>> begin Excerpted data

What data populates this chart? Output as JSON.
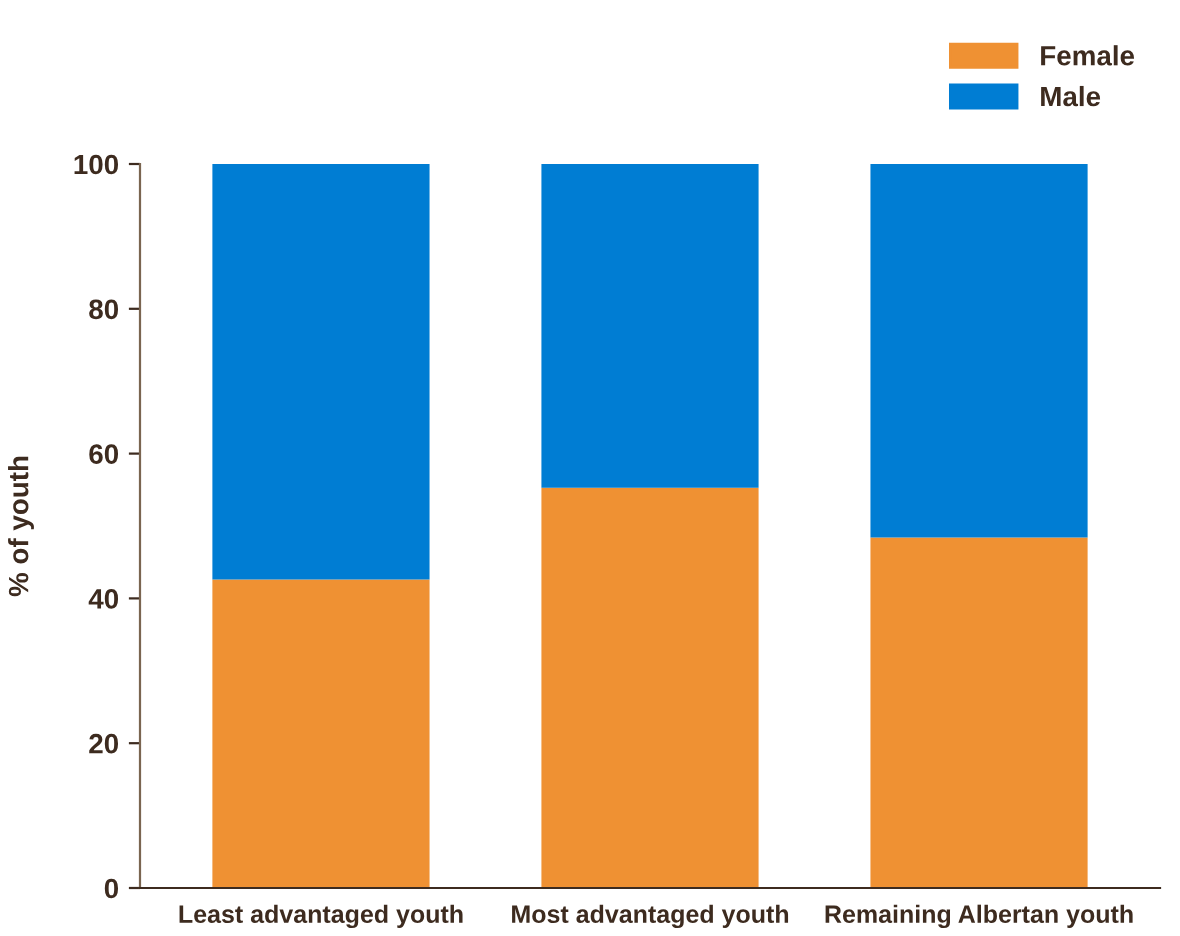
{
  "chart_data": {
    "type": "bar",
    "stacked": true,
    "ylabel": "% of youth",
    "categories": [
      "Least advantaged youth",
      "Most advantaged youth",
      "Remaining Albertan youth"
    ],
    "series": [
      {
        "name": "Female",
        "color": "#ef9133",
        "values": [
          42.6,
          55.3,
          48.4
        ]
      },
      {
        "name": "Male",
        "color": "#007dd3",
        "values": [
          57.4,
          44.7,
          51.6
        ]
      }
    ],
    "ylim": [
      0,
      100
    ],
    "yticks": [
      0,
      20,
      40,
      60,
      80,
      100
    ],
    "grid": false,
    "legend": "top right"
  }
}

>> end Excerpted data

* **Directions**:
Return the listing above word for word, with the pictures removed.

* **Answer to the problem**:
What data populates this chart? Output as JSON.
{
  "chart_data": {
    "type": "bar",
    "stacked": true,
    "ylabel": "% of youth",
    "categories": [
      "Least advantaged youth",
      "Most advantaged youth",
      "Remaining Albertan youth"
    ],
    "series": [
      {
        "name": "Female",
        "color": "#ef9133",
        "values": [
          42.6,
          55.3,
          48.4
        ]
      },
      {
        "name": "Male",
        "color": "#007dd3",
        "values": [
          57.4,
          44.7,
          51.6
        ]
      }
    ],
    "ylim": [
      0,
      100
    ],
    "yticks": [
      0,
      20,
      40,
      60,
      80,
      100
    ],
    "grid": false,
    "legend": "top right"
  }
}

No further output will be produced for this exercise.